__EXCERPTED RECORDS__
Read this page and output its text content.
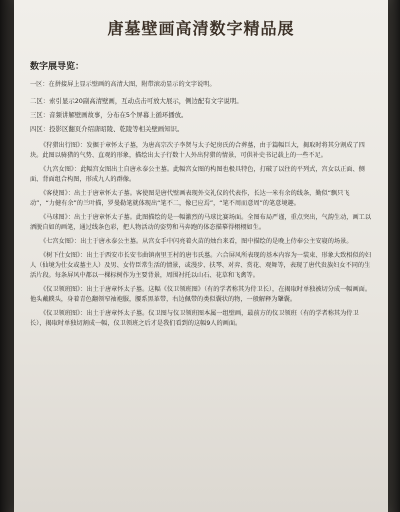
唐墓壁画高清数字精品展
数字展导览：

一区：在拼接屏上显示壁画的高清大图，附带滚动显示的文字说明。

二区：索引显示20副高清壁画，互动点击可放大展示，侧边配有文字说明。

三区：音频讲解壁画故事，分布在5个屏幕上循环播放。

四区：投影区翻页介绍唐昭陵、乾陵等相关壁画知识。

《狩猎出行图》：发掘于章怀太子墓，为唐高宗次子李贤与太子妃房氏的合葬墓，由于篇幅巨大，揭取时将其分割成了四块。此图以骑猎的气势、直观的形象，描绘出太子行数十人外出狩猎的情景，可供补史书记载上的一些不足。

《九宫女图》：此幅宫女图出土自唐永泰公主墓。此幅宫女图的构图也极具特色，打破了以往的平列式，宫女以正面、侧面、背面组合构图，形成九人的群像。

《客使图》：出土于唐章怀太子墓。客使图是唐代壁画表现外交礼仪的代表作，长达一米有余的线条，勤似“飘只飞动”，“力健有余”的兰叶描，罗曼勒笔就体现出“笔不二，像已应焉”，“笔不周而意周”的笔意境趣。

《马球图》：出土于唐章怀太子墓。此图描绘的是一幅激烈的马球比赛场面。全图布局严谨，重点突出，气韵生动，画工以洒脱自如的画笔，通过线条色彩，把人物活动的姿势和马奔跑的体态描摹得栩栩如生。

《七宫女图》：出土于唐永泰公主墓。从宫女手中闪亮着火苗的烛台来看，图中描绘的是晚上侍奉公主安寝的场景。

《树下仕女图》：出土于西安市长安韦曲镇南里王村的唐韦氏墓。六合屏风所表现的基本内容为一装束、形象大致相似的妇人（仙境为仕女或墓主人）及男、女侍臣常生活的情景，或漫步、扶琴、对弈、赏花、观舞等，表现了唐代贵族妇女不同的生活片段。每条屏风中都以一棵标树作为主要背景，周围衬托以山石、花草和飞禽等。

《仪卫领班图》：出土于唐章怀太子墓。这幅《仪卫领班图》（有的学者称其为侍卫长），在揭取时单独被切分成一幅画面。他头戴幞头，身着青色翻领窄袖袍服，腰系黑革带，右边佩带的类似囊状的物，一般解释为鞶囊。

《仪卫领班图》：出土于唐章怀太子墓。仪卫图与仪卫领班图本属一组壁画，最前方的仪卫领班（有的学者称其为侍卫长），揭取时单独切割成一幅，仪卫领班之后才是我们看到的这幅9人的画面。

__THE PROBLEM__
Transcribe the whole listing exactly. Pictures stay out of your copy.

__ANSWER TO THIS PROBLEM__
Read this page and output its text content.
唐墓壁画高清数字精品展
数字展导览：

一区：在拼接屏上显示壁画的高清大图，附带滚动显示的文字说明。

二区：索引显示20副高清壁画，互动点击可放大展示，侧边配有文字说明。

三区：音频讲解壁画故事，分布在5个屏幕上循环播放。

四区：投影区翻页介绍唐昭陵、乾陵等相关壁画知识。

《狩猎出行图》：发掘于章怀太子墓，为唐高宗次子李贤与太子妃房氏的合葬墓，由于篇幅巨大，揭取时将其分割成了四块。此图以骑猎的气势、直观的形象，描绘出太子行数十人外出狩猎的情景，可供补史书记载上的一些不足。

《九宫女图》：此幅宫女图出土自唐永泰公主墓。此幅宫女图的构图也极具特色，打破了以往的平列式，宫女以正面、侧面、背面组合构图，形成九人的群像。

《客使图》：出土于唐章怀太子墓。客使图是唐代壁画表现外交礼仪的代表作，长达一米有余的线条，勤似“飘只飞动”，“力健有余”的兰叶描，罗曼勒笔就体现出“笔不二，像已应焉”，“笔不周而意周”的笔意境趣。

《马球图》：出土于唐章怀太子墓。此图描绘的是一幅激烈的马球比赛场面。全图布局严谨，重点突出，气韵生动，画工以洒脱自如的画笔，通过线条色彩，把人物活动的姿势和马奔跑的体态描摹得栩栩如生。

《七宫女图》：出土于唐永泰公主墓。从宫女手中闪亮着火苗的烛台来看，图中描绘的是晚上侍奉公主安寝的场景。

《树下仕女图》：出土于西安市长安韦曲镇南里王村的唐韦氏墓。六合屏风所表现的基本内容为一装束、形象大致相似的妇人（仙境为仕女或墓主人）及男、女侍臣常生活的情景，或漫步、扶琴、对弈、赏花、观舞等，表现了唐代贵族妇女不同的生活片段。每条屏风中都以一棵标树作为主要背景，周围衬托以山石、花草和飞禽等。

《仪卫领班图》：出土于唐章怀太子墓。这幅《仪卫领班图》（有的学者称其为侍卫长），在揭取时单独被切分成一幅画面。他头戴幞头，身着青色翻领窄袖袍服，腰系黑革带，右边佩带的类似囊状的物，一般解释为鞶囊。

《仪卫领班图》：出土于唐章怀太子墓。仪卫图与仪卫领班图本属一组壁画，最前方的仪卫领班（有的学者称其为侍卫长），揭取时单独切割成一幅，仪卫领班之后才是我们看到的这幅9人的画面。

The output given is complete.